(Saved entries)
+ + + + +

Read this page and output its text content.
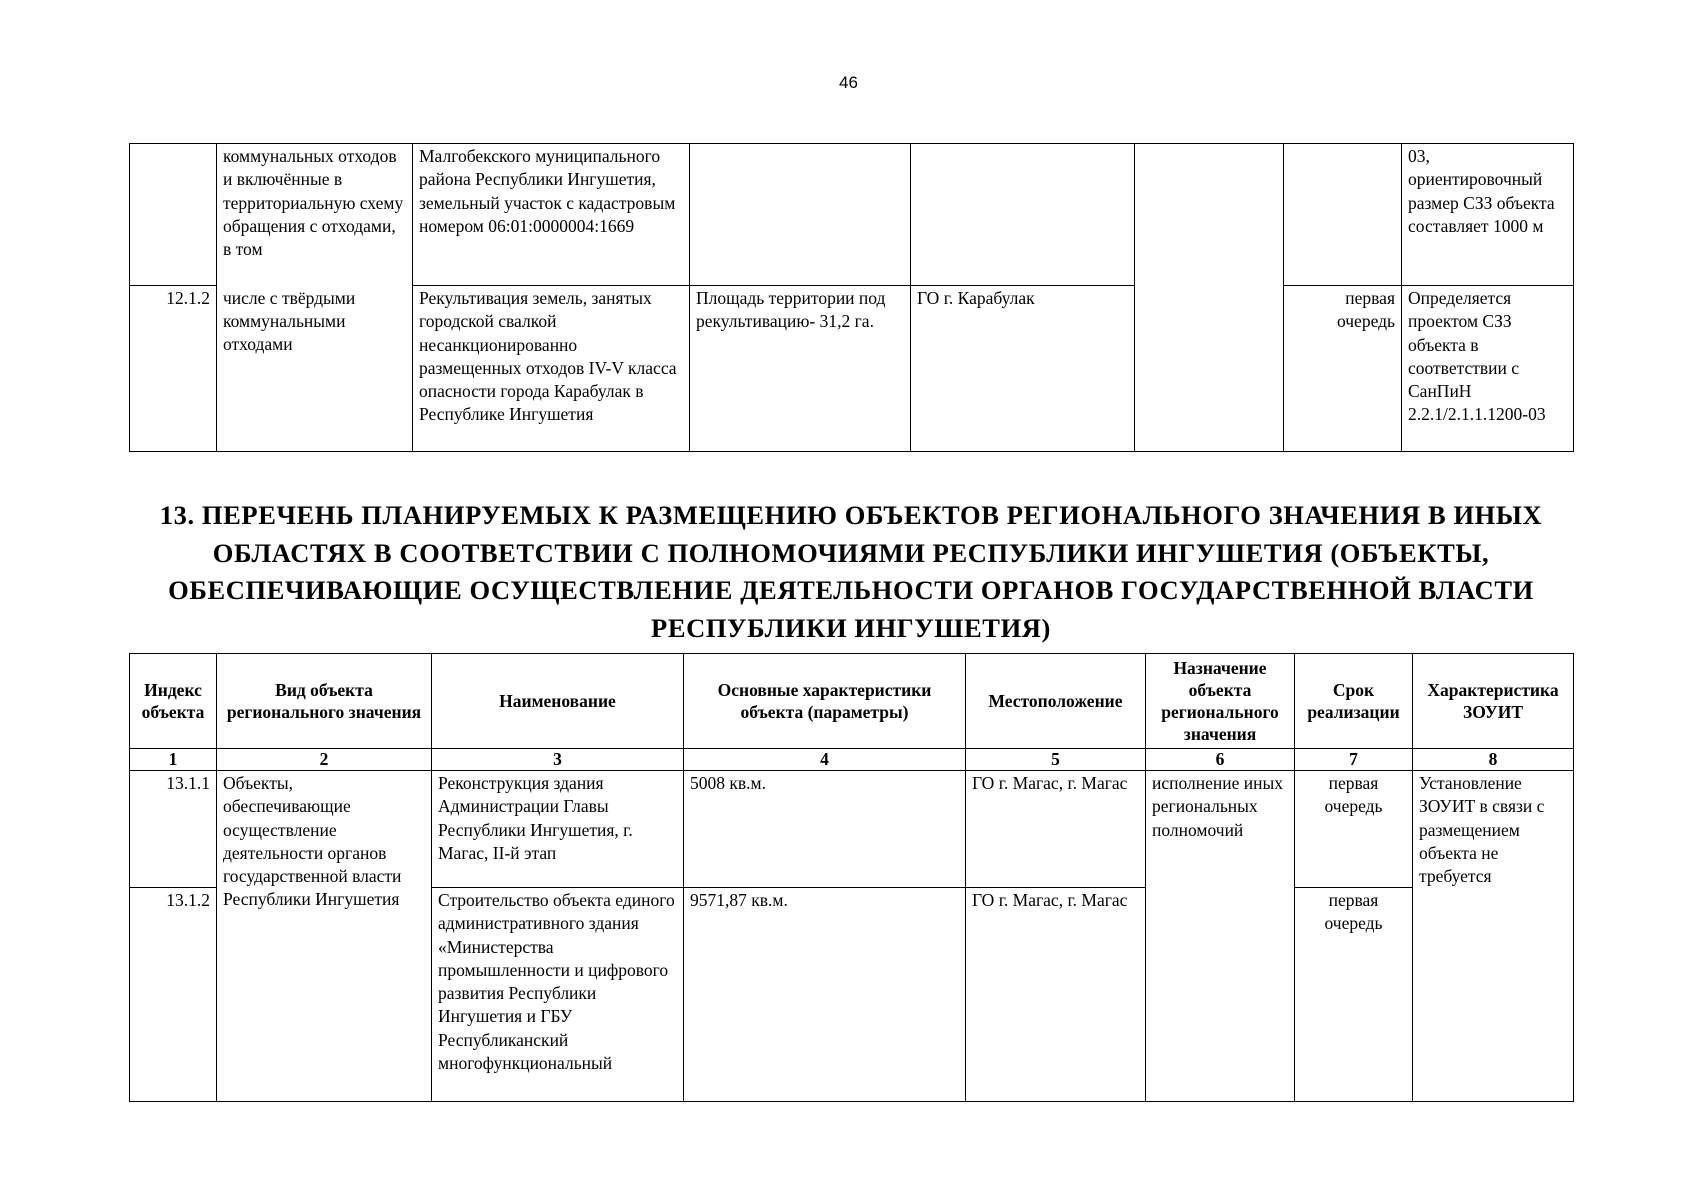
46
	коммунальных отходов и включённые в территориальную схему обращения с отходами, в том	Малгобекского муниципального района Республики Ингушетия, земельный участок с кадастровым номером 06:01:0000004:1669					03, ориентировочный размер СЗЗ объекта составляет 1000 м
12.1.2	числе с твёрдыми коммунальными отходами	Рекультивация земель, занятых городской свалкой несанкционированно размещенных отходов IV-V класса опасности города Карабулак в Республике Ингушетия	Площадь территории под рекультивацию- 31,2 га.	ГО г. Карабулак		первая очередь	Определяется проектом СЗЗ объекта в соответствии с СанПиН 2.2.1/2.1.1.1200-03
13. ПЕРЕЧЕНЬ ПЛАНИРУЕМЫХ К РАЗМЕЩЕНИЮ ОБЪЕКТОВ РЕГИОНАЛЬНОГО ЗНАЧЕНИЯ В ИНЫХ ОБЛАСТЯХ В СООТВЕТСТВИИ С ПОЛНОМОЧИЯМИ РЕСПУБЛИКИ ИНГУШЕТИЯ (ОБЪЕКТЫ, ОБЕСПЕЧИВАЮЩИЕ ОСУЩЕСТВЛЕНИЕ ДЕЯТЕЛЬНОСТИ ОРГАНОВ ГОСУДАРСТВЕННОЙ ВЛАСТИ РЕСПУБЛИКИ ИНГУШЕТИЯ)
Индекс объекта	Вид объекта регионального значения	Наименование	Основные характеристики объекта (параметры)	Местоположение	Назначение объекта регионального значения	Срок реализации	Характеристика ЗОУИТ
1	2	3	4	5	6	7	8
13.1.1	Объекты, обеспечивающие осуществление деятельности органов государственной власти Республики Ингушетия	Реконструкция здания Администрации Главы Республики Ингушетия, г. Магас, II-й этап	5008 кв.м.	ГО г. Магас, г. Магас	исполнение иных региональных полномочий	первая очередь	Установление ЗОУИТ в связи с размещением объекта не требуется
13.1.2		Строительство объекта единого административного здания «Министерства промышленности и цифрового развития Республики Ингушетия и ГБУ Республиканский многофункциональный	9571,87 кв.м.	ГО г. Магас, г. Магас		первая очередь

+ + + + +

The request. In your copy of the listing above, reproduce each line exactly and omit all pictures.

The result.
Read this page and output its text content.
46
	коммунальных отходов и включённые в территориальную схему обращения с отходами, в том	Малгобекского муниципального района Республики Ингушетия, земельный участок с кадастровым номером 06:01:0000004:1669					03, ориентировочный размер СЗЗ объекта составляет 1000 м
12.1.2	числе с твёрдыми коммунальными отходами	Рекультивация земель, занятых городской свалкой несанкционированно размещенных отходов IV-V класса опасности города Карабулак в Республике Ингушетия	Площадь территории под рекультивацию- 31,2 га.	ГО г. Карабулак		первая очередь	Определяется проектом СЗЗ объекта в соответствии с СанПиН 2.2.1/2.1.1.1200-03
13. ПЕРЕЧЕНЬ ПЛАНИРУЕМЫХ К РАЗМЕЩЕНИЮ ОБЪЕКТОВ РЕГИОНАЛЬНОГО ЗНАЧЕНИЯ В ИНЫХ ОБЛАСТЯХ В СООТВЕТСТВИИ С ПОЛНОМОЧИЯМИ РЕСПУБЛИКИ ИНГУШЕТИЯ (ОБЪЕКТЫ, ОБЕСПЕЧИВАЮЩИЕ ОСУЩЕСТВЛЕНИЕ ДЕЯТЕЛЬНОСТИ ОРГАНОВ ГОСУДАРСТВЕННОЙ ВЛАСТИ РЕСПУБЛИКИ ИНГУШЕТИЯ)
Индекс объекта	Вид объекта регионального значения	Наименование	Основные характеристики объекта (параметры)	Местоположение	Назначение объекта регионального значения	Срок реализации	Характеристика ЗОУИТ
1	2	3	4	5	6	7	8
13.1.1	Объекты, обеспечивающие осуществление деятельности органов государственной власти Республики Ингушетия	Реконструкция здания Администрации Главы Республики Ингушетия, г. Магас, II-й этап	5008 кв.м.	ГО г. Магас, г. Магас	исполнение иных региональных полномочий	первая очередь	Установление ЗОУИТ в связи с размещением объекта не требуется
13.1.2		Строительство объекта единого административного здания «Министерства промышленности и цифрового развития Республики Ингушетия и ГБУ Республиканский многофункциональный	9571,87 кв.м.	ГО г. Магас, г. Магас		первая очередь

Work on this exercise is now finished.